Provided records:
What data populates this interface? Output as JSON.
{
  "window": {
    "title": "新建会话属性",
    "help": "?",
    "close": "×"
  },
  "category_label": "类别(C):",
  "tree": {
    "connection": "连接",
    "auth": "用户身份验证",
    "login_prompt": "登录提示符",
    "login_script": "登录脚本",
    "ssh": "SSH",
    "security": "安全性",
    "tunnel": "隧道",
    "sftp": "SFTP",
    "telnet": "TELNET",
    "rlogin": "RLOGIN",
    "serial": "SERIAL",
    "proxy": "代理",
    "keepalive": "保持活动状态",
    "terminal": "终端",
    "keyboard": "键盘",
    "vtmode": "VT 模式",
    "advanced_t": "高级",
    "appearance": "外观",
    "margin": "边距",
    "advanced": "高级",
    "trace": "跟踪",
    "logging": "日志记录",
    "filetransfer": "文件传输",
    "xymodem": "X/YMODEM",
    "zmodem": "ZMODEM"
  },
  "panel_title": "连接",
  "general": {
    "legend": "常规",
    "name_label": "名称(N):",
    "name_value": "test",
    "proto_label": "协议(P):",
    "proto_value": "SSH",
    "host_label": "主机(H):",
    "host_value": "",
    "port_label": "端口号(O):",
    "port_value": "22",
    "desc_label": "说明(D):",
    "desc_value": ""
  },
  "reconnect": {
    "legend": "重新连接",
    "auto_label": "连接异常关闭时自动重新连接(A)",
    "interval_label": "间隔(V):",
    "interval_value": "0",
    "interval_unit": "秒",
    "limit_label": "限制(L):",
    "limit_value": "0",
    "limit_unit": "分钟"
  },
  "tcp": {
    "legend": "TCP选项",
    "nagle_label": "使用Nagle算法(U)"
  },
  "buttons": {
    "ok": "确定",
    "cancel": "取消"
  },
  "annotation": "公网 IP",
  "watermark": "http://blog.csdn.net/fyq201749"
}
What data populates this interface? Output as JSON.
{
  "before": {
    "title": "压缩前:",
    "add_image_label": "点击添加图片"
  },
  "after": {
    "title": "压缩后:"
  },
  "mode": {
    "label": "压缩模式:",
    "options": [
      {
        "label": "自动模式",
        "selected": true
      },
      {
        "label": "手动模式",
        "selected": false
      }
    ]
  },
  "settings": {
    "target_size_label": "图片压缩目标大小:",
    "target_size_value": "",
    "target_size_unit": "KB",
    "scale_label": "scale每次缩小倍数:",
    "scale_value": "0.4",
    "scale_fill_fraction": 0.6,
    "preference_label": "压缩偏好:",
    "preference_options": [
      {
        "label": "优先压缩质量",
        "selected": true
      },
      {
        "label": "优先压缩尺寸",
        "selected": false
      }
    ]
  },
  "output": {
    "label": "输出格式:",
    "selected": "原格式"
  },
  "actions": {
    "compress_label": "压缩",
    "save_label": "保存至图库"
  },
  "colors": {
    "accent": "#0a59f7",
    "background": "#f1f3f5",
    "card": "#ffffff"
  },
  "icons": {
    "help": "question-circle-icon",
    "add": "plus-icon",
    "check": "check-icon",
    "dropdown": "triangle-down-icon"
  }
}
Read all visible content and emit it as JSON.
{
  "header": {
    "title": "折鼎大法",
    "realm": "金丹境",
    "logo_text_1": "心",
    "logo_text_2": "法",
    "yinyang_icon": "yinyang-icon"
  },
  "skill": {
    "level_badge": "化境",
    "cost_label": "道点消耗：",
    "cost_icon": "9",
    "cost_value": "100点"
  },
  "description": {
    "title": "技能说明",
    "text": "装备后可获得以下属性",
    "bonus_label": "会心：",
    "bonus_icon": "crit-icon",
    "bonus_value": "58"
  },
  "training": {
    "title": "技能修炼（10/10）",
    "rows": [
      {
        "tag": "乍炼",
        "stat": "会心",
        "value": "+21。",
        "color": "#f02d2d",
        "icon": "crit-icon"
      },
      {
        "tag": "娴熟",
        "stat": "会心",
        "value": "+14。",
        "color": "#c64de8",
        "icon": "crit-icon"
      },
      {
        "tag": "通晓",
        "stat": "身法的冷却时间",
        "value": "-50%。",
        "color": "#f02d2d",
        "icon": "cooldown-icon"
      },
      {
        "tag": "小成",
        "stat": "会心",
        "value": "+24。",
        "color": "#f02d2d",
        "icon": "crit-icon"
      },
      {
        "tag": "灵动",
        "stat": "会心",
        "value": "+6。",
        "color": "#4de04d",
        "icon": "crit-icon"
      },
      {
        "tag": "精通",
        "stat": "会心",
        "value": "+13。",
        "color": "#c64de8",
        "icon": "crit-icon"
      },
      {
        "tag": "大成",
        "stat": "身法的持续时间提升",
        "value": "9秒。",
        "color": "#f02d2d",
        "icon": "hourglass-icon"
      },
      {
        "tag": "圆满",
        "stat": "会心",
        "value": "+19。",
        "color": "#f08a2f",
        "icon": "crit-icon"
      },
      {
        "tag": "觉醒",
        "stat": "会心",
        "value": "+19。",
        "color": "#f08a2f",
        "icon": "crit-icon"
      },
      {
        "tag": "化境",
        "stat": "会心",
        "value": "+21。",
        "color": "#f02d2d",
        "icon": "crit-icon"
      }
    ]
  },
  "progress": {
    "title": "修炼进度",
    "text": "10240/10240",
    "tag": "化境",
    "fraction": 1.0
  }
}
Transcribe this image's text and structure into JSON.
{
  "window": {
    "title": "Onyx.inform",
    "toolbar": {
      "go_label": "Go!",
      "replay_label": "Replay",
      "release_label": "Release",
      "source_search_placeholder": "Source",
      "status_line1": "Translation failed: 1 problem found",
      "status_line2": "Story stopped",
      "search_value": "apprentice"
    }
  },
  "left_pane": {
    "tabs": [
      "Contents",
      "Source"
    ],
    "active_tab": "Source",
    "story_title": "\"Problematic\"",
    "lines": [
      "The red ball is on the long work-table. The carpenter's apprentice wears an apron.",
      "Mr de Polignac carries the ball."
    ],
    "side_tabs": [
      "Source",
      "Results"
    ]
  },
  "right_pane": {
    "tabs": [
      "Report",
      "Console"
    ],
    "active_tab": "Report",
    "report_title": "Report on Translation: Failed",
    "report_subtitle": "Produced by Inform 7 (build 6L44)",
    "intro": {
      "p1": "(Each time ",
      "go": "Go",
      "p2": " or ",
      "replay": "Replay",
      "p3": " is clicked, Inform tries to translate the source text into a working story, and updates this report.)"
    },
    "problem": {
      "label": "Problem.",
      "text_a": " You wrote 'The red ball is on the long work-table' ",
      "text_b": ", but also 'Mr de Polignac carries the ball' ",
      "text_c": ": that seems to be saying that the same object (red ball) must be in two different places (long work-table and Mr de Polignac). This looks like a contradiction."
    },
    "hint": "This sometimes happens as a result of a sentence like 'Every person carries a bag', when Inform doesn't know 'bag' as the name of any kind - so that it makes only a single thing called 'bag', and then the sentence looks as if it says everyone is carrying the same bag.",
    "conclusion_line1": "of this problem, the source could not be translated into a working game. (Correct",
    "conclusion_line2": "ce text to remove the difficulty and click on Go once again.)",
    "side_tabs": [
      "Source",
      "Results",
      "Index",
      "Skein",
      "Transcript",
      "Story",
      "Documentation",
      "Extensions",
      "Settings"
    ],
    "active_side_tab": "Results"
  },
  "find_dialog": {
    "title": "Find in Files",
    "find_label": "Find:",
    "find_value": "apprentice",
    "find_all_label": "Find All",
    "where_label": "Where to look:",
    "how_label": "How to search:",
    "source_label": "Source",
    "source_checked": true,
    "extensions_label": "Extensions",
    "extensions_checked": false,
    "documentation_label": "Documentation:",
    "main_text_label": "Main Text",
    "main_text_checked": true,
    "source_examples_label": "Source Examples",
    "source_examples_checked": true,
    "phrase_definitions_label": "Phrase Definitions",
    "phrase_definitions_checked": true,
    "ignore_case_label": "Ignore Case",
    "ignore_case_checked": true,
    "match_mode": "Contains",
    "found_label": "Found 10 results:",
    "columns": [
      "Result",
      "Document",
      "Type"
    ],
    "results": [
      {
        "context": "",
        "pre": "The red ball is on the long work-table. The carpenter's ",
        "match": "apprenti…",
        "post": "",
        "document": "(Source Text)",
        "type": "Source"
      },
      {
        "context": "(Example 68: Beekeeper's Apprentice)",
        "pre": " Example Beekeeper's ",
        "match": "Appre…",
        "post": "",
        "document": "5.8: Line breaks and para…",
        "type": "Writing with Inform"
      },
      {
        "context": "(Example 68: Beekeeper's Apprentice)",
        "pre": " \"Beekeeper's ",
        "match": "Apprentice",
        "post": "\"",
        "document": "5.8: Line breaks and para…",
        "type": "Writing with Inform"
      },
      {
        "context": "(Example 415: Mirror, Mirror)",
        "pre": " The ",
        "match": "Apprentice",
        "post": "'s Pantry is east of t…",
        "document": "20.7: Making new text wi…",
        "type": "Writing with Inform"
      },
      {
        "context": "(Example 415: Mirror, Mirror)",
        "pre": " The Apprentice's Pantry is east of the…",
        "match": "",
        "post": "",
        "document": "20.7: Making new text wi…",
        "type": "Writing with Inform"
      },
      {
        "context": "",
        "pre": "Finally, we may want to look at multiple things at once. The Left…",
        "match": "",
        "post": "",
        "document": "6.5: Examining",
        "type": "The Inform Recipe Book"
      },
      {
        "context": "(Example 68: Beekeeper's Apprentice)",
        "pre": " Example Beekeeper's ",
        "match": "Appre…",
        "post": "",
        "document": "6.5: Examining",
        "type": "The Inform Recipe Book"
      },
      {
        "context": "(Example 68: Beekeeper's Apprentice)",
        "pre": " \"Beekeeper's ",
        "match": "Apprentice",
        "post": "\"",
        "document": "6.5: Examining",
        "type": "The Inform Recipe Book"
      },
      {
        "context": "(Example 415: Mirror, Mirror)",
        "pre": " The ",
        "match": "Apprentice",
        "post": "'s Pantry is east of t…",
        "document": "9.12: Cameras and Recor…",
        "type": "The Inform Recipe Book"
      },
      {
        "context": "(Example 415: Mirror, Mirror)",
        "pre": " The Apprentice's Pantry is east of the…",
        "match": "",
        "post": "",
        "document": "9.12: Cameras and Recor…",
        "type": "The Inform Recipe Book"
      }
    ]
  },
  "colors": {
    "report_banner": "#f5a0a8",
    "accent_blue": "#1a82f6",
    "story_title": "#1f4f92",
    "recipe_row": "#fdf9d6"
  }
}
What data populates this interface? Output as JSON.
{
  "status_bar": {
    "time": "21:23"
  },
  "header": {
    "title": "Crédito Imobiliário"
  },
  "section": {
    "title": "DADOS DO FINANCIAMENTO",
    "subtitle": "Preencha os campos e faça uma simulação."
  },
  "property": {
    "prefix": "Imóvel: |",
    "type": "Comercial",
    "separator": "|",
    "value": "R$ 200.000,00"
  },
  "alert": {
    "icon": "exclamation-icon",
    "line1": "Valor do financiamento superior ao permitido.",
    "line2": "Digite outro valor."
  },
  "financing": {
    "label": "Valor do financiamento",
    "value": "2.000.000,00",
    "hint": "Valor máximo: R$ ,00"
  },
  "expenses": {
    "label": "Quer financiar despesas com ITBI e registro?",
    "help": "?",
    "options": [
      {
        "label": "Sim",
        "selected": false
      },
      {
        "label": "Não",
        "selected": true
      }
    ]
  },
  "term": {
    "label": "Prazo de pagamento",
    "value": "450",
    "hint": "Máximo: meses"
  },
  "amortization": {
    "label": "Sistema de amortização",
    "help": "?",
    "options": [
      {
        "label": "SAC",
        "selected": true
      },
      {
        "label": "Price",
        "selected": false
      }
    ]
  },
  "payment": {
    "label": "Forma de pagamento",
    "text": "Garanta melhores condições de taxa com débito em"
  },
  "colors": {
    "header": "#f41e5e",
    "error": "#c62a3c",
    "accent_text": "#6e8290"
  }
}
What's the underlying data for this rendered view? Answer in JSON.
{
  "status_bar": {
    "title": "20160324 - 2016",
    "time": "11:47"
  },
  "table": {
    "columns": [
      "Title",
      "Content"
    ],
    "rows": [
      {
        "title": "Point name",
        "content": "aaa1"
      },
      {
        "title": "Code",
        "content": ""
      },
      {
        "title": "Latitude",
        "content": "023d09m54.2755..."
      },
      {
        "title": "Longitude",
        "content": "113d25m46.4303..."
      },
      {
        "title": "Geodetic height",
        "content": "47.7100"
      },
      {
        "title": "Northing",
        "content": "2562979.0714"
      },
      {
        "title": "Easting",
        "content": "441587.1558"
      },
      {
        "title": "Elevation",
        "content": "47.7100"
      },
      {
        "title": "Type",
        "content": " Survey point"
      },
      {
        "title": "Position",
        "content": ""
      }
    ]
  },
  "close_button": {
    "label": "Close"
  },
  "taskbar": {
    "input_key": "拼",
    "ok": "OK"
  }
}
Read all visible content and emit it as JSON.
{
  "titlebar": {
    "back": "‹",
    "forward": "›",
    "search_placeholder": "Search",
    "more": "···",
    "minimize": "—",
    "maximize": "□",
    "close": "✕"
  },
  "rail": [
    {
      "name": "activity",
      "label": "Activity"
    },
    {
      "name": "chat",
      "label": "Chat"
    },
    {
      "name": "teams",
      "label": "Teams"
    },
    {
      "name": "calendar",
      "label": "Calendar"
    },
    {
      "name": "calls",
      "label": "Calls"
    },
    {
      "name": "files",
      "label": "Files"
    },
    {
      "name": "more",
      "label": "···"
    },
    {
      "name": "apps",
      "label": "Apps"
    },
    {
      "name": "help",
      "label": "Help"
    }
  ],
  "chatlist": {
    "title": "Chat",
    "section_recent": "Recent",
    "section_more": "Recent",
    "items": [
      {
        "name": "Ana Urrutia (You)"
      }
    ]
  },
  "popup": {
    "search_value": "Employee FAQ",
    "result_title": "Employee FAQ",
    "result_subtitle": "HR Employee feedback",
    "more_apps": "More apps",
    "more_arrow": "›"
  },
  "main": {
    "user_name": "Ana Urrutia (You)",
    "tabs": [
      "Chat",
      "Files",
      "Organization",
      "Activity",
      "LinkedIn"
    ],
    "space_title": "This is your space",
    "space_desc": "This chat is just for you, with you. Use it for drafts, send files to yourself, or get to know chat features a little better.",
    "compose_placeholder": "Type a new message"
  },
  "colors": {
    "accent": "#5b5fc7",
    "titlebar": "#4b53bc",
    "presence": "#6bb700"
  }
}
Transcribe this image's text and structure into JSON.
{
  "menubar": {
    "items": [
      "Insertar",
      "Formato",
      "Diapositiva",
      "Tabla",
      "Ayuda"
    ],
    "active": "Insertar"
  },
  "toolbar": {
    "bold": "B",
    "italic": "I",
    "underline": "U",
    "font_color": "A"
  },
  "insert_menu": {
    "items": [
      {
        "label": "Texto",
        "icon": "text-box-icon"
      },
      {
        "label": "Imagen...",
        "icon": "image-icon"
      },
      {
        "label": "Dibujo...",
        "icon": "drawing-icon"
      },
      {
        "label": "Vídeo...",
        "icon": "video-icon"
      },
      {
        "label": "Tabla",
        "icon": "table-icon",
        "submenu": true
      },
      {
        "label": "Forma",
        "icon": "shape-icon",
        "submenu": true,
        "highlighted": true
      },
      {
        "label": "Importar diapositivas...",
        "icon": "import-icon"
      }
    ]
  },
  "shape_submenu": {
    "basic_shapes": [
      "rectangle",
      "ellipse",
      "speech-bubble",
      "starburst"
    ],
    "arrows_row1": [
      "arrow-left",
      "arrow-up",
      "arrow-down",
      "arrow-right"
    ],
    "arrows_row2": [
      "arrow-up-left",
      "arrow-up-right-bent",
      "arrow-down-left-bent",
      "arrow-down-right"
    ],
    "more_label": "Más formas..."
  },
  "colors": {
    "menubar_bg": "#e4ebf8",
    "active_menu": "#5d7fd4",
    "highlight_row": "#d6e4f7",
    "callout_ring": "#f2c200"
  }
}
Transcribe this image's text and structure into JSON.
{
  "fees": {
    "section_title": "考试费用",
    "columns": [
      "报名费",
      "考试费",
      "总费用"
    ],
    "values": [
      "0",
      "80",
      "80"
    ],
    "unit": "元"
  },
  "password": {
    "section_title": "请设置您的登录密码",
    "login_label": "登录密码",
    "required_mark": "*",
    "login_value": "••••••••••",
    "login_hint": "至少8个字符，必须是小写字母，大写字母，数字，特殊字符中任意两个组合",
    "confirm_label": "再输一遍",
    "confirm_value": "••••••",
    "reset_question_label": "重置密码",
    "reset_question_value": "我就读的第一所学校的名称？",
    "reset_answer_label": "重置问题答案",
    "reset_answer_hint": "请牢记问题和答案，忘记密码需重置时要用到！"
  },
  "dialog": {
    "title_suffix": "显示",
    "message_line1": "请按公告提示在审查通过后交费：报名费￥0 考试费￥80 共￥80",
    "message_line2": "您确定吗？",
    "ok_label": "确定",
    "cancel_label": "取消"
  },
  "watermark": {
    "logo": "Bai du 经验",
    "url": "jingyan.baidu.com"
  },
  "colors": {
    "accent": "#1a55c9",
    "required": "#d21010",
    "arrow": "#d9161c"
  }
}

Goal:
Write out each line of the data that holds the string "Polignac".

Solution to this exercise:
      "Mr de Polignac carries the ball."
      "text_b": ", but also 'Mr de Polignac carries the ball' ",
      "text_c": ": that seems to be saying that the same object (red ball) must be in two different places (long work-table and Mr de Polignac). This looks like a contradiction."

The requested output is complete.